■ To be done: Retype everything in the listing, leaving each line exactly as it is.

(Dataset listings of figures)
-- BEGIN --

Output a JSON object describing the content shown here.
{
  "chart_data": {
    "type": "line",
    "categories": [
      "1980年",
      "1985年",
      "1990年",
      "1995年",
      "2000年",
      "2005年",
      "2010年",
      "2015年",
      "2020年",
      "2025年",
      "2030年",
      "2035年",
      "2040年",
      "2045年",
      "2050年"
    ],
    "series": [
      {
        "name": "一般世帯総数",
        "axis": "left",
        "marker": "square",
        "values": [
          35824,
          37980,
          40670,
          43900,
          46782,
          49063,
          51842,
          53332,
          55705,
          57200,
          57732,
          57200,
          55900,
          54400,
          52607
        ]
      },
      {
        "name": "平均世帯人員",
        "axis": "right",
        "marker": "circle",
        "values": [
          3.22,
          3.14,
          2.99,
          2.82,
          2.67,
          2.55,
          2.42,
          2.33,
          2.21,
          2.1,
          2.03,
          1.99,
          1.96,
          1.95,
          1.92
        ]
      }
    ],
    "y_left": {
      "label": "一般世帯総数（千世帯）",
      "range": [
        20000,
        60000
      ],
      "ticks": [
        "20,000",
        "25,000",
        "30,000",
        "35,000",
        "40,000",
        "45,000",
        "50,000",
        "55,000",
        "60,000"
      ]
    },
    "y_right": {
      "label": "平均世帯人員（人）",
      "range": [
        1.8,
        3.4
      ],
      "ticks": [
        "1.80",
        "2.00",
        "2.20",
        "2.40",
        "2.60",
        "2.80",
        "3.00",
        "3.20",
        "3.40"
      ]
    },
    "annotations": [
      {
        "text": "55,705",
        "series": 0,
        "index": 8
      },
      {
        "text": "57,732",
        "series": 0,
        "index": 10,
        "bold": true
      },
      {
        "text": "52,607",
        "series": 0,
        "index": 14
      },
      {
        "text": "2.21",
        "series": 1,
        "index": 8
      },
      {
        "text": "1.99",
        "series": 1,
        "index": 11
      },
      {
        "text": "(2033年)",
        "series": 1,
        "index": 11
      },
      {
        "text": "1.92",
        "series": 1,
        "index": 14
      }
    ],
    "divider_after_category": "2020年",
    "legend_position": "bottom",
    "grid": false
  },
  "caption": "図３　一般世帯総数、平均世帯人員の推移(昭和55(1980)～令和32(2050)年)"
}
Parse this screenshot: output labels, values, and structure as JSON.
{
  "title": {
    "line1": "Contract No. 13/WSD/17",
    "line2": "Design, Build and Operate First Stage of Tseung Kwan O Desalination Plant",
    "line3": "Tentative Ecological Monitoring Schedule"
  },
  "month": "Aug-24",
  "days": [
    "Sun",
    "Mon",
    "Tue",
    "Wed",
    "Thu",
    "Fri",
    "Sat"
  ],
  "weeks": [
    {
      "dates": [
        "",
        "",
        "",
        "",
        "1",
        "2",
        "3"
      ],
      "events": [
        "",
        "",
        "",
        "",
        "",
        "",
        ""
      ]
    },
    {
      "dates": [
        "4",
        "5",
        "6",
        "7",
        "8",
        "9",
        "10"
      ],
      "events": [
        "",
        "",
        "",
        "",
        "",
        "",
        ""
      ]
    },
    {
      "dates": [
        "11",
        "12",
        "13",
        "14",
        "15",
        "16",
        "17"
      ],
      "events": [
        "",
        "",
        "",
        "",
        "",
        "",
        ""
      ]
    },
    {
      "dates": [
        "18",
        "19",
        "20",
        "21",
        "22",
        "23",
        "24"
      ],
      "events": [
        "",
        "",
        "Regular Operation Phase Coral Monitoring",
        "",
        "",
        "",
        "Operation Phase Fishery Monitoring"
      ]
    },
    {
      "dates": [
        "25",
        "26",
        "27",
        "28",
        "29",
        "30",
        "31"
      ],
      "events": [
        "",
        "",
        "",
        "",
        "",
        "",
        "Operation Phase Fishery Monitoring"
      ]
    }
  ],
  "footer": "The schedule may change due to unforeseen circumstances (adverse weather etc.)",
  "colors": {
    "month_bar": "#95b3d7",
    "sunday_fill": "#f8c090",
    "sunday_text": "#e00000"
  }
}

-- END --

■ Full output:
Output a JSON object describing the content shown here.
{
  "chart_data": {
    "type": "line",
    "categories": [
      "1980年",
      "1985年",
      "1990年",
      "1995年",
      "2000年",
      "2005年",
      "2010年",
      "2015年",
      "2020年",
      "2025年",
      "2030年",
      "2035年",
      "2040年",
      "2045年",
      "2050年"
    ],
    "series": [
      {
        "name": "一般世帯総数",
        "axis": "left",
        "marker": "square",
        "values": [
          35824,
          37980,
          40670,
          43900,
          46782,
          49063,
          51842,
          53332,
          55705,
          57200,
          57732,
          57200,
          55900,
          54400,
          52607
        ]
      },
      {
        "name": "平均世帯人員",
        "axis": "right",
        "marker": "circle",
        "values": [
          3.22,
          3.14,
          2.99,
          2.82,
          2.67,
          2.55,
          2.42,
          2.33,
          2.21,
          2.1,
          2.03,
          1.99,
          1.96,
          1.95,
          1.92
        ]
      }
    ],
    "y_left": {
      "label": "一般世帯総数（千世帯）",
      "range": [
        20000,
        60000
      ],
      "ticks": [
        "20,000",
        "25,000",
        "30,000",
        "35,000",
        "40,000",
        "45,000",
        "50,000",
        "55,000",
        "60,000"
      ]
    },
    "y_right": {
      "label": "平均世帯人員（人）",
      "range": [
        1.8,
        3.4
      ],
      "ticks": [
        "1.80",
        "2.00",
        "2.20",
        "2.40",
        "2.60",
        "2.80",
        "3.00",
        "3.20",
        "3.40"
      ]
    },
    "annotations": [
      {
        "text": "55,705",
        "series": 0,
        "index": 8
      },
      {
        "text": "57,732",
        "series": 0,
        "index": 10,
        "bold": true
      },
      {
        "text": "52,607",
        "series": 0,
        "index": 14
      },
      {
        "text": "2.21",
        "series": 1,
        "index": 8
      },
      {
        "text": "1.99",
        "series": 1,
        "index": 11
      },
      {
        "text": "(2033年)",
        "series": 1,
        "index": 11
      },
      {
        "text": "1.92",
        "series": 1,
        "index": 14
      }
    ],
    "divider_after_category": "2020年",
    "legend_position": "bottom",
    "grid": false
  },
  "caption": "図３　一般世帯総数、平均世帯人員の推移(昭和55(1980)～令和32(2050)年)"
}
Parse this screenshot: output labels, values, and structure as JSON.
{
  "title": {
    "line1": "Contract No. 13/WSD/17",
    "line2": "Design, Build and Operate First Stage of Tseung Kwan O Desalination Plant",
    "line3": "Tentative Ecological Monitoring Schedule"
  },
  "month": "Aug-24",
  "days": [
    "Sun",
    "Mon",
    "Tue",
    "Wed",
    "Thu",
    "Fri",
    "Sat"
  ],
  "weeks": [
    {
      "dates": [
        "",
        "",
        "",
        "",
        "1",
        "2",
        "3"
      ],
      "events": [
        "",
        "",
        "",
        "",
        "",
        "",
        ""
      ]
    },
    {
      "dates": [
        "4",
        "5",
        "6",
        "7",
        "8",
        "9",
        "10"
      ],
      "events": [
        "",
        "",
        "",
        "",
        "",
        "",
        ""
      ]
    },
    {
      "dates": [
        "11",
        "12",
        "13",
        "14",
        "15",
        "16",
        "17"
      ],
      "events": [
        "",
        "",
        "",
        "",
        "",
        "",
        ""
      ]
    },
    {
      "dates": [
        "18",
        "19",
        "20",
        "21",
        "22",
        "23",
        "24"
      ],
      "events": [
        "",
        "",
        "Regular Operation Phase Coral Monitoring",
        "",
        "",
        "",
        "Operation Phase Fishery Monitoring"
      ]
    },
    {
      "dates": [
        "25",
        "26",
        "27",
        "28",
        "29",
        "30",
        "31"
      ],
      "events": [
        "",
        "",
        "",
        "",
        "",
        "",
        "Operation Phase Fishery Monitoring"
      ]
    }
  ],
  "footer": "The schedule may change due to unforeseen circumstances (adverse weather etc.)",
  "colors": {
    "month_bar": "#95b3d7",
    "sunday_fill": "#f8c090",
    "sunday_text": "#e00000"
  }
}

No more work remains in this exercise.